(Dataset entries)

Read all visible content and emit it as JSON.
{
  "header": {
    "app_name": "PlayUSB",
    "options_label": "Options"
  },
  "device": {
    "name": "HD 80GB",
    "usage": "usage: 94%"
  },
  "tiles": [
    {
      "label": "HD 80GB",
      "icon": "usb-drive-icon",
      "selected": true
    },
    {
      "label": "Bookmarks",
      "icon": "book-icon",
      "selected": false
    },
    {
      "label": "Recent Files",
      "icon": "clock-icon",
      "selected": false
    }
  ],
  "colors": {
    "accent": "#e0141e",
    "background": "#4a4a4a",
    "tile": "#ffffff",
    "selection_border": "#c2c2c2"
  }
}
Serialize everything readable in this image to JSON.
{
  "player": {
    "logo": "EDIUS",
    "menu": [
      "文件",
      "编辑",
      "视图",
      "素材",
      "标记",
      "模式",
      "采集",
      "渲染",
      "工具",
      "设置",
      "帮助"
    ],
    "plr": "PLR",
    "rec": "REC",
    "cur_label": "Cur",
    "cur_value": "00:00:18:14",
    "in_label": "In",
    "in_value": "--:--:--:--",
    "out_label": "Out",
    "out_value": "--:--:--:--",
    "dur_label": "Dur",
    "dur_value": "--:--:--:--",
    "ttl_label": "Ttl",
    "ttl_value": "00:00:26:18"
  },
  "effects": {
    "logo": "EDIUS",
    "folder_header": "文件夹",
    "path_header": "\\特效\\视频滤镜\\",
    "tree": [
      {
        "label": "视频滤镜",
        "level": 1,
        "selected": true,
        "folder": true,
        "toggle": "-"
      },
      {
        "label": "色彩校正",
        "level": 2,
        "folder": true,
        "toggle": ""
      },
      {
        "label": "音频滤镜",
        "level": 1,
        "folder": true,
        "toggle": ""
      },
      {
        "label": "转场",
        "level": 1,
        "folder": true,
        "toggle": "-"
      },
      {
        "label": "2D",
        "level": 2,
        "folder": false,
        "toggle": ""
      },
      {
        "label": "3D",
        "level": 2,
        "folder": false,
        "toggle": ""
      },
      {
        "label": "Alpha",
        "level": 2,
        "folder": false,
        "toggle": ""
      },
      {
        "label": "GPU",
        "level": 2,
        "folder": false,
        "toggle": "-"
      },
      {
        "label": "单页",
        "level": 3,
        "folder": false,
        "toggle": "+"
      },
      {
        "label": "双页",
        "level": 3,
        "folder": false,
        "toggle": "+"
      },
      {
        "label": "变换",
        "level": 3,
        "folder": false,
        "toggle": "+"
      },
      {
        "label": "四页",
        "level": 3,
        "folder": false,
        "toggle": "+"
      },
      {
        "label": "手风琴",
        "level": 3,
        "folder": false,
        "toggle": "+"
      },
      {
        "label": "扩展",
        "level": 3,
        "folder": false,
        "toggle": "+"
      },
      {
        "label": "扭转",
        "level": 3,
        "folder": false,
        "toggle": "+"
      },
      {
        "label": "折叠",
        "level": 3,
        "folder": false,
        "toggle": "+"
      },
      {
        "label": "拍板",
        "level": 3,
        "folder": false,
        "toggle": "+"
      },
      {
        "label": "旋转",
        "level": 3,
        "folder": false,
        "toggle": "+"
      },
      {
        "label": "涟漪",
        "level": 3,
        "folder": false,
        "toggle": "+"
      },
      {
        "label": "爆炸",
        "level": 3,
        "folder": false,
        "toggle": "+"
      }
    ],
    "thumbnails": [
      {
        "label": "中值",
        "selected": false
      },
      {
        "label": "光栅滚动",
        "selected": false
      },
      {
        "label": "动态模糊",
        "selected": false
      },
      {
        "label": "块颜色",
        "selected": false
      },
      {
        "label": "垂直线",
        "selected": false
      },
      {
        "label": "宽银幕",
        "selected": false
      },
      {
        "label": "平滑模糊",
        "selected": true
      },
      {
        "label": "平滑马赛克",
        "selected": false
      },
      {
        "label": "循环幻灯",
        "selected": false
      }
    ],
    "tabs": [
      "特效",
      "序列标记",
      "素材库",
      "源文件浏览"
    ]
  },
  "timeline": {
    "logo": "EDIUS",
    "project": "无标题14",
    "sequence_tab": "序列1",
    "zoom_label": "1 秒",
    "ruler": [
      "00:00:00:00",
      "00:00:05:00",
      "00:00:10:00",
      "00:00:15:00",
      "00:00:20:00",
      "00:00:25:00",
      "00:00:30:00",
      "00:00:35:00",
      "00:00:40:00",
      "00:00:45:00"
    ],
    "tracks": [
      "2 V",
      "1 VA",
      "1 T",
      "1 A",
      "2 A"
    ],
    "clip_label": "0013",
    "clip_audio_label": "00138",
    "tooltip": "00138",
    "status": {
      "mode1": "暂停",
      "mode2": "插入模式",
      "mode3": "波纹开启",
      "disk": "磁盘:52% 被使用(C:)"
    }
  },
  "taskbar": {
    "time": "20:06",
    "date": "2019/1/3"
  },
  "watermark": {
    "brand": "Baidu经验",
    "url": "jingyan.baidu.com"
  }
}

_Your goal_. Take the material above and return all of it exactly.

_Output for this task_.
Read all visible content and emit it as JSON.
{
  "header": {
    "app_name": "PlayUSB",
    "options_label": "Options"
  },
  "device": {
    "name": "HD 80GB",
    "usage": "usage: 94%"
  },
  "tiles": [
    {
      "label": "HD 80GB",
      "icon": "usb-drive-icon",
      "selected": true
    },
    {
      "label": "Bookmarks",
      "icon": "book-icon",
      "selected": false
    },
    {
      "label": "Recent Files",
      "icon": "clock-icon",
      "selected": false
    }
  ],
  "colors": {
    "accent": "#e0141e",
    "background": "#4a4a4a",
    "tile": "#ffffff",
    "selection_border": "#c2c2c2"
  }
}
Serialize everything readable in this image to JSON.
{
  "player": {
    "logo": "EDIUS",
    "menu": [
      "文件",
      "编辑",
      "视图",
      "素材",
      "标记",
      "模式",
      "采集",
      "渲染",
      "工具",
      "设置",
      "帮助"
    ],
    "plr": "PLR",
    "rec": "REC",
    "cur_label": "Cur",
    "cur_value": "00:00:18:14",
    "in_label": "In",
    "in_value": "--:--:--:--",
    "out_label": "Out",
    "out_value": "--:--:--:--",
    "dur_label": "Dur",
    "dur_value": "--:--:--:--",
    "ttl_label": "Ttl",
    "ttl_value": "00:00:26:18"
  },
  "effects": {
    "logo": "EDIUS",
    "folder_header": "文件夹",
    "path_header": "\\特效\\视频滤镜\\",
    "tree": [
      {
        "label": "视频滤镜",
        "level": 1,
        "selected": true,
        "folder": true,
        "toggle": "-"
      },
      {
        "label": "色彩校正",
        "level": 2,
        "folder": true,
        "toggle": ""
      },
      {
        "label": "音频滤镜",
        "level": 1,
        "folder": true,
        "toggle": ""
      },
      {
        "label": "转场",
        "level": 1,
        "folder": true,
        "toggle": "-"
      },
      {
        "label": "2D",
        "level": 2,
        "folder": false,
        "toggle": ""
      },
      {
        "label": "3D",
        "level": 2,
        "folder": false,
        "toggle": ""
      },
      {
        "label": "Alpha",
        "level": 2,
        "folder": false,
        "toggle": ""
      },
      {
        "label": "GPU",
        "level": 2,
        "folder": false,
        "toggle": "-"
      },
      {
        "label": "单页",
        "level": 3,
        "folder": false,
        "toggle": "+"
      },
      {
        "label": "双页",
        "level": 3,
        "folder": false,
        "toggle": "+"
      },
      {
        "label": "变换",
        "level": 3,
        "folder": false,
        "toggle": "+"
      },
      {
        "label": "四页",
        "level": 3,
        "folder": false,
        "toggle": "+"
      },
      {
        "label": "手风琴",
        "level": 3,
        "folder": false,
        "toggle": "+"
      },
      {
        "label": "扩展",
        "level": 3,
        "folder": false,
        "toggle": "+"
      },
      {
        "label": "扭转",
        "level": 3,
        "folder": false,
        "toggle": "+"
      },
      {
        "label": "折叠",
        "level": 3,
        "folder": false,
        "toggle": "+"
      },
      {
        "label": "拍板",
        "level": 3,
        "folder": false,
        "toggle": "+"
      },
      {
        "label": "旋转",
        "level": 3,
        "folder": false,
        "toggle": "+"
      },
      {
        "label": "涟漪",
        "level": 3,
        "folder": false,
        "toggle": "+"
      },
      {
        "label": "爆炸",
        "level": 3,
        "folder": false,
        "toggle": "+"
      }
    ],
    "thumbnails": [
      {
        "label": "中值",
        "selected": false
      },
      {
        "label": "光栅滚动",
        "selected": false
      },
      {
        "label": "动态模糊",
        "selected": false
      },
      {
        "label": "块颜色",
        "selected": false
      },
      {
        "label": "垂直线",
        "selected": false
      },
      {
        "label": "宽银幕",
        "selected": false
      },
      {
        "label": "平滑模糊",
        "selected": true
      },
      {
        "label": "平滑马赛克",
        "selected": false
      },
      {
        "label": "循环幻灯",
        "selected": false
      }
    ],
    "tabs": [
      "特效",
      "序列标记",
      "素材库",
      "源文件浏览"
    ]
  },
  "timeline": {
    "logo": "EDIUS",
    "project": "无标题14",
    "sequence_tab": "序列1",
    "zoom_label": "1 秒",
    "ruler": [
      "00:00:00:00",
      "00:00:05:00",
      "00:00:10:00",
      "00:00:15:00",
      "00:00:20:00",
      "00:00:25:00",
      "00:00:30:00",
      "00:00:35:00",
      "00:00:40:00",
      "00:00:45:00"
    ],
    "tracks": [
      "2 V",
      "1 VA",
      "1 T",
      "1 A",
      "2 A"
    ],
    "clip_label": "0013",
    "clip_audio_label": "00138",
    "tooltip": "00138",
    "status": {
      "mode1": "暂停",
      "mode2": "插入模式",
      "mode3": "波纹开启",
      "disk": "磁盘:52% 被使用(C:)"
    }
  },
  "taskbar": {
    "time": "20:06",
    "date": "2019/1/3"
  },
  "watermark": {
    "brand": "Baidu经验",
    "url": "jingyan.baidu.com"
  }
}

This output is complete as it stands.